Material provided:
►
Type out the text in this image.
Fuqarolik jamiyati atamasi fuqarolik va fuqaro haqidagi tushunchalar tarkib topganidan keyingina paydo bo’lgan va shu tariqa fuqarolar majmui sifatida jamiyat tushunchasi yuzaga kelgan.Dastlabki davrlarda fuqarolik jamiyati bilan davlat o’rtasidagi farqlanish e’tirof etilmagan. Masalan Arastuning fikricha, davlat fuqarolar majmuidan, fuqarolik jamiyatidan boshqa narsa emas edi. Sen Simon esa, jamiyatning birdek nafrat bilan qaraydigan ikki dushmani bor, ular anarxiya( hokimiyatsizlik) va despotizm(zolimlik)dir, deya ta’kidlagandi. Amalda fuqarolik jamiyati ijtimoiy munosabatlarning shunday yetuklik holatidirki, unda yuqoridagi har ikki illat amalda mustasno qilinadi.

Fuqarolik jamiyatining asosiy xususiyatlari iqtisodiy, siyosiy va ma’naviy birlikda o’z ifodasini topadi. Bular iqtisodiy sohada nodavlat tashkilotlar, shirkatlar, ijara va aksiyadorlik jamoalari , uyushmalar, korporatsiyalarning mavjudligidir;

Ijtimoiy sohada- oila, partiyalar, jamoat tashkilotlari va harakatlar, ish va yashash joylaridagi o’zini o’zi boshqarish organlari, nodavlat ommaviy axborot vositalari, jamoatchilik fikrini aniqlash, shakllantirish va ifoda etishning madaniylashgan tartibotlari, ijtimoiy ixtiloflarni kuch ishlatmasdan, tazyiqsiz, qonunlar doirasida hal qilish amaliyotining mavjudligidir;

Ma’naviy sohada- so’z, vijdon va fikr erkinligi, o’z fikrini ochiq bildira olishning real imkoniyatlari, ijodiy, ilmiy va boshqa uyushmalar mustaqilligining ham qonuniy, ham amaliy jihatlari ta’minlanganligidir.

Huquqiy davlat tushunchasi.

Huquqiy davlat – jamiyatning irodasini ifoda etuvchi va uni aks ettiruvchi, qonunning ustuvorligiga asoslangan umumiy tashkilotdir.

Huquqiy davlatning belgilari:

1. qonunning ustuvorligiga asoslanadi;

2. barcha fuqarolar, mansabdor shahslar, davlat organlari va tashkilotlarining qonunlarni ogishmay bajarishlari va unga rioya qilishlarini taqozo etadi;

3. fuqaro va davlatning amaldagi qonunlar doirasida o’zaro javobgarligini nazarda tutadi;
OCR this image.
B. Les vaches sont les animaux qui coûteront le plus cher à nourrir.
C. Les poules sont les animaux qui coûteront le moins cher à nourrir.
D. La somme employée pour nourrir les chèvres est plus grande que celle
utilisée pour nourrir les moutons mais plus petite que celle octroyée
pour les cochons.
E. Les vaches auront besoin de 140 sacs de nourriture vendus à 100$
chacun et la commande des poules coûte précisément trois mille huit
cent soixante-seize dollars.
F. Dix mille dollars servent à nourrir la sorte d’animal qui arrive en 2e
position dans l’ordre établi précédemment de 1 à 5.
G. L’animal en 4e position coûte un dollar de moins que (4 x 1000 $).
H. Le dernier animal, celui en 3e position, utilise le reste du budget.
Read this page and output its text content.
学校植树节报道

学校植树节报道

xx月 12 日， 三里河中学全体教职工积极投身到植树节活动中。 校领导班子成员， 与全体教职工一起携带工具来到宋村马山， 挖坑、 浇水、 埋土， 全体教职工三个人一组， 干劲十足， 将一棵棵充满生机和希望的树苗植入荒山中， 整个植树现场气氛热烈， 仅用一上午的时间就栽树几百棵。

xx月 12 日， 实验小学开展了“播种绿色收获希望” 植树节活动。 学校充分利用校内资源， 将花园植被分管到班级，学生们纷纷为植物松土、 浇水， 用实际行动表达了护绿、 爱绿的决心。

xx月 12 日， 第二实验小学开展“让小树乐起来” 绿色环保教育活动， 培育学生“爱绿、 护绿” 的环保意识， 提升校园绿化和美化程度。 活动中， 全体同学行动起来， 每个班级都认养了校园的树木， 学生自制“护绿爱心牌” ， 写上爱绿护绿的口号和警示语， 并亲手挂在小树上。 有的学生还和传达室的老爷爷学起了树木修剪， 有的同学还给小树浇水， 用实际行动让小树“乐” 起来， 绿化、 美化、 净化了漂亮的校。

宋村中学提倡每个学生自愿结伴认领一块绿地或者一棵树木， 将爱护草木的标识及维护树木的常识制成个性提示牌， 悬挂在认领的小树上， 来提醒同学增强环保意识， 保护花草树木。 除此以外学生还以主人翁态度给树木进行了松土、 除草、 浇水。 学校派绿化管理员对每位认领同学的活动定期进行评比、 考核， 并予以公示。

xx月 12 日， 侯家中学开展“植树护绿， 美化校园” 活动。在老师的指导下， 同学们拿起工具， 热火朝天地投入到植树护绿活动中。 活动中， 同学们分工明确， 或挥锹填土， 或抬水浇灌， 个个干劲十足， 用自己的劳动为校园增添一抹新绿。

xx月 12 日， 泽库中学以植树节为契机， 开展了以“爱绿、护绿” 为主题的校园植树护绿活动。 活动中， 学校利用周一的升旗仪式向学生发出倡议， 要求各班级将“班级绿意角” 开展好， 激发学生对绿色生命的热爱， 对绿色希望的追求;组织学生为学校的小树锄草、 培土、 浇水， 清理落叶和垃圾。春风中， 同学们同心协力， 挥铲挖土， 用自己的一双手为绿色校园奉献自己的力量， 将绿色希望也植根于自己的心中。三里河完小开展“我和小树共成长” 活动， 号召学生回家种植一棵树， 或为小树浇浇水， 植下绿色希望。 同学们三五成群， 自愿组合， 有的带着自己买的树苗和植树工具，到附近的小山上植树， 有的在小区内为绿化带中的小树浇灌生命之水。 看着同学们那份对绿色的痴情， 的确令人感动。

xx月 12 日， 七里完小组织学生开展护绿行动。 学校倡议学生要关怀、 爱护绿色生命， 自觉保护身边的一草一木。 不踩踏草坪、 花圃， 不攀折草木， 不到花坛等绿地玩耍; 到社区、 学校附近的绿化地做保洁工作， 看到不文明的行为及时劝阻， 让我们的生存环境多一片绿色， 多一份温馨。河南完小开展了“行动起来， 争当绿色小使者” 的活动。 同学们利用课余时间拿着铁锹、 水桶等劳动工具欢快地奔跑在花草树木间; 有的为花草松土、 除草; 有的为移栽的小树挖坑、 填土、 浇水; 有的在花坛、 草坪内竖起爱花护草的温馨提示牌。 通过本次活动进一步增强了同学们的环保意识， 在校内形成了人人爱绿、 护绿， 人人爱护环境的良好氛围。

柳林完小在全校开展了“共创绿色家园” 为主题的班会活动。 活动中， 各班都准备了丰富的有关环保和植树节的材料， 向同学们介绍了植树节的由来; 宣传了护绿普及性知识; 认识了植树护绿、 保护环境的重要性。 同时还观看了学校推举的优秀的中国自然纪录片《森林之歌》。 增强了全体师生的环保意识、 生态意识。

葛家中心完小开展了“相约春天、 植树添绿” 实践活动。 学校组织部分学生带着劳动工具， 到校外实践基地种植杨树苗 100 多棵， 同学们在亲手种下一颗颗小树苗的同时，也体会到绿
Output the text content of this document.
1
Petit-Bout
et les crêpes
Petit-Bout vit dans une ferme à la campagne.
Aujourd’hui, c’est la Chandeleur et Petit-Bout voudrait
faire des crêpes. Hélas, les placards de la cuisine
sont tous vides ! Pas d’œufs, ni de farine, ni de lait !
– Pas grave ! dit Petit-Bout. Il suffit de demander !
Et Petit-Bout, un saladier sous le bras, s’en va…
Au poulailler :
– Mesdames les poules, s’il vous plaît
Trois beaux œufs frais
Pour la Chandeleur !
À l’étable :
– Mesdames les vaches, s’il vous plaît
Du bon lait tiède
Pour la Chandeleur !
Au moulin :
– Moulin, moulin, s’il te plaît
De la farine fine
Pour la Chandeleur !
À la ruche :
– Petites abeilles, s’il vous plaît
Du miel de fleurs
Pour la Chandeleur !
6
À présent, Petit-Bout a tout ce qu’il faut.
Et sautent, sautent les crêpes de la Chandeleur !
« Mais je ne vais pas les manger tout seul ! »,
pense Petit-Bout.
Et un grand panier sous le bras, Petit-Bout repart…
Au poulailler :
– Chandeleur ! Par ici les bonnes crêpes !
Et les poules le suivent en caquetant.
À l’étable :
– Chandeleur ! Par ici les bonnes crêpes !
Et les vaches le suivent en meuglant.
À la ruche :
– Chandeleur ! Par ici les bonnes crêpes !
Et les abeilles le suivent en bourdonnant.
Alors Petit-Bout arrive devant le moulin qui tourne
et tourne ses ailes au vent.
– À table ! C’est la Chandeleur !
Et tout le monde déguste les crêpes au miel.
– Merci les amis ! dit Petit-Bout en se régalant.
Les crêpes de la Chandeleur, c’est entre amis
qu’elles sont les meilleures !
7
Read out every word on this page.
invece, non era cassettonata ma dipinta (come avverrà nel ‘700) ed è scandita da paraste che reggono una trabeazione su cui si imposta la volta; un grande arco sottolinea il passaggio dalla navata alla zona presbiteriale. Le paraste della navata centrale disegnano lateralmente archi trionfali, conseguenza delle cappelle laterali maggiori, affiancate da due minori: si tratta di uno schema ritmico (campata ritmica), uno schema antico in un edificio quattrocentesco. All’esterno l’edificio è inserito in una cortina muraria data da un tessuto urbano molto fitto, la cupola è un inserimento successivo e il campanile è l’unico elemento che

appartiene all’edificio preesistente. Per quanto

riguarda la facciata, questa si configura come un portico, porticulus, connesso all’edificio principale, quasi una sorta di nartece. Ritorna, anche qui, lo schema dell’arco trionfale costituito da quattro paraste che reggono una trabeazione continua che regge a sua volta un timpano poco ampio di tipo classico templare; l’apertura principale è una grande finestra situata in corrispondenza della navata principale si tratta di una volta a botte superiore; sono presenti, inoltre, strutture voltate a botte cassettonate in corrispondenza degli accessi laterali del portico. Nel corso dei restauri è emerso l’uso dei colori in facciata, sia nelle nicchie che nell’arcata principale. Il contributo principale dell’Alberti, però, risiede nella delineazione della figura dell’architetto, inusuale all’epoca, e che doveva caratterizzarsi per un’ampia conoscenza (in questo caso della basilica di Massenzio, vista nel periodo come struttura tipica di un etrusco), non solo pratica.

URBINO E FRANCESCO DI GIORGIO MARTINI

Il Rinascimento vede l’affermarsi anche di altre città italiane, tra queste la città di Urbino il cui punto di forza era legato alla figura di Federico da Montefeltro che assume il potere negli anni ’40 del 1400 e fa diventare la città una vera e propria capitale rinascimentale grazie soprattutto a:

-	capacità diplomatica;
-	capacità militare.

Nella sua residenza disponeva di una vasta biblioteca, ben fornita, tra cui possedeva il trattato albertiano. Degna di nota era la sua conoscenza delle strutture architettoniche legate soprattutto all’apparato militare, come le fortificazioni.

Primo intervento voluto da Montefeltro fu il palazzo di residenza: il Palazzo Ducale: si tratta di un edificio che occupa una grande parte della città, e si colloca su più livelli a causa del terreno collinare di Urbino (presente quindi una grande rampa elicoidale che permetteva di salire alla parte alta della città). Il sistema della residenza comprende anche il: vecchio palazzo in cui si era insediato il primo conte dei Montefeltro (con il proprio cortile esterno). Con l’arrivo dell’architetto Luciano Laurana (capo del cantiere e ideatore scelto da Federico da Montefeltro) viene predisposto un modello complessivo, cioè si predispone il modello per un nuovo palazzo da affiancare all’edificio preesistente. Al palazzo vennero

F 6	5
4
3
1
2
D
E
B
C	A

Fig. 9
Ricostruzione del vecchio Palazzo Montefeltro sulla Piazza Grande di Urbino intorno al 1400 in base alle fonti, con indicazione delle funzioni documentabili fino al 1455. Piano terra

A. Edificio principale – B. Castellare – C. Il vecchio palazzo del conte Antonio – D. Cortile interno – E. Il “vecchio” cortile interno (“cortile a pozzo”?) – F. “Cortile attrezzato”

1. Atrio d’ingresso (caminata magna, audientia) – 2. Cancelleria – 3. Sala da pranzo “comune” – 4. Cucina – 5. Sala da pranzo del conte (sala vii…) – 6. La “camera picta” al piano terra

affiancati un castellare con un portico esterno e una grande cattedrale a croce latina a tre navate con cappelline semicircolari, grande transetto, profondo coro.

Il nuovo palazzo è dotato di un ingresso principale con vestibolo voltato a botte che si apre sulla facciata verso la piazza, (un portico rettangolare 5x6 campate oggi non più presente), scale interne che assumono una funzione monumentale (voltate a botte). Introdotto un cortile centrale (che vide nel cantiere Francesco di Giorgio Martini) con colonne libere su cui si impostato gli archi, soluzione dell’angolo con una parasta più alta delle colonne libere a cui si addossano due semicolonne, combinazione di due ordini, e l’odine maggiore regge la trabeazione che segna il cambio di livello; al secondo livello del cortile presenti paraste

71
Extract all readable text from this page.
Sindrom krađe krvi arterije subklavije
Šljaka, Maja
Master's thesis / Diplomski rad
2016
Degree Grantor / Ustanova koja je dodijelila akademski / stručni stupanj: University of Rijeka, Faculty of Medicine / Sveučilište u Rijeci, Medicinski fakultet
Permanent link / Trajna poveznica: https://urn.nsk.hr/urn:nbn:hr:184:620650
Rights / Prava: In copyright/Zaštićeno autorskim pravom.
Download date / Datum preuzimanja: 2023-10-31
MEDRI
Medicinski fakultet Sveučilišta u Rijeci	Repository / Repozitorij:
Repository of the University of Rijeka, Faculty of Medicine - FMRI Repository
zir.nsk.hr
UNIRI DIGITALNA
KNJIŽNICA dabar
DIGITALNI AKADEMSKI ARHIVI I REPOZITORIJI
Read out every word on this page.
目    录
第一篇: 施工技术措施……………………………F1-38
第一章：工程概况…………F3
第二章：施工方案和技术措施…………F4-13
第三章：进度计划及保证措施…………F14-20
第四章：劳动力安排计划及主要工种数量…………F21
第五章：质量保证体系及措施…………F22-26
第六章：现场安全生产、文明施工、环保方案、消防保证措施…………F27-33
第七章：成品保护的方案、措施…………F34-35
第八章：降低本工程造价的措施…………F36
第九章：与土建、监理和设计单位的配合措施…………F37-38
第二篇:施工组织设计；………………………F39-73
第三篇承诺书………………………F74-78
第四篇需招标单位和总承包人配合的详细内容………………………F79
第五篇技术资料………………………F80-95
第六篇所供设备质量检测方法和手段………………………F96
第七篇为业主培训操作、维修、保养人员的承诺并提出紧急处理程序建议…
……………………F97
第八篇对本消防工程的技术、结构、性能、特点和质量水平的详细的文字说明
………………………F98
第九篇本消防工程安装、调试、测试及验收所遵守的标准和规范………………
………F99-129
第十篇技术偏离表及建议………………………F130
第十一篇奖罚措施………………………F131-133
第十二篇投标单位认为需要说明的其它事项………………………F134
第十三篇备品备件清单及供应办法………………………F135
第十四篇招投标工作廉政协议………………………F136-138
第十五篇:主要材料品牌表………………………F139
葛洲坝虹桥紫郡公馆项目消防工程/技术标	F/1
◄
What is asked: Where a line above contains the word "Rijeka", copy that line.

Worked solution:
Degree Grantor / Ustanova koja je dodijelila akademski / stručni stupanj: University of Rijeka, Faculty of Medicine / Sveučilište u Rijeci, Medicinski fakultet
Repository of the University of Rijeka, Faculty of Medicine - FMRI Repository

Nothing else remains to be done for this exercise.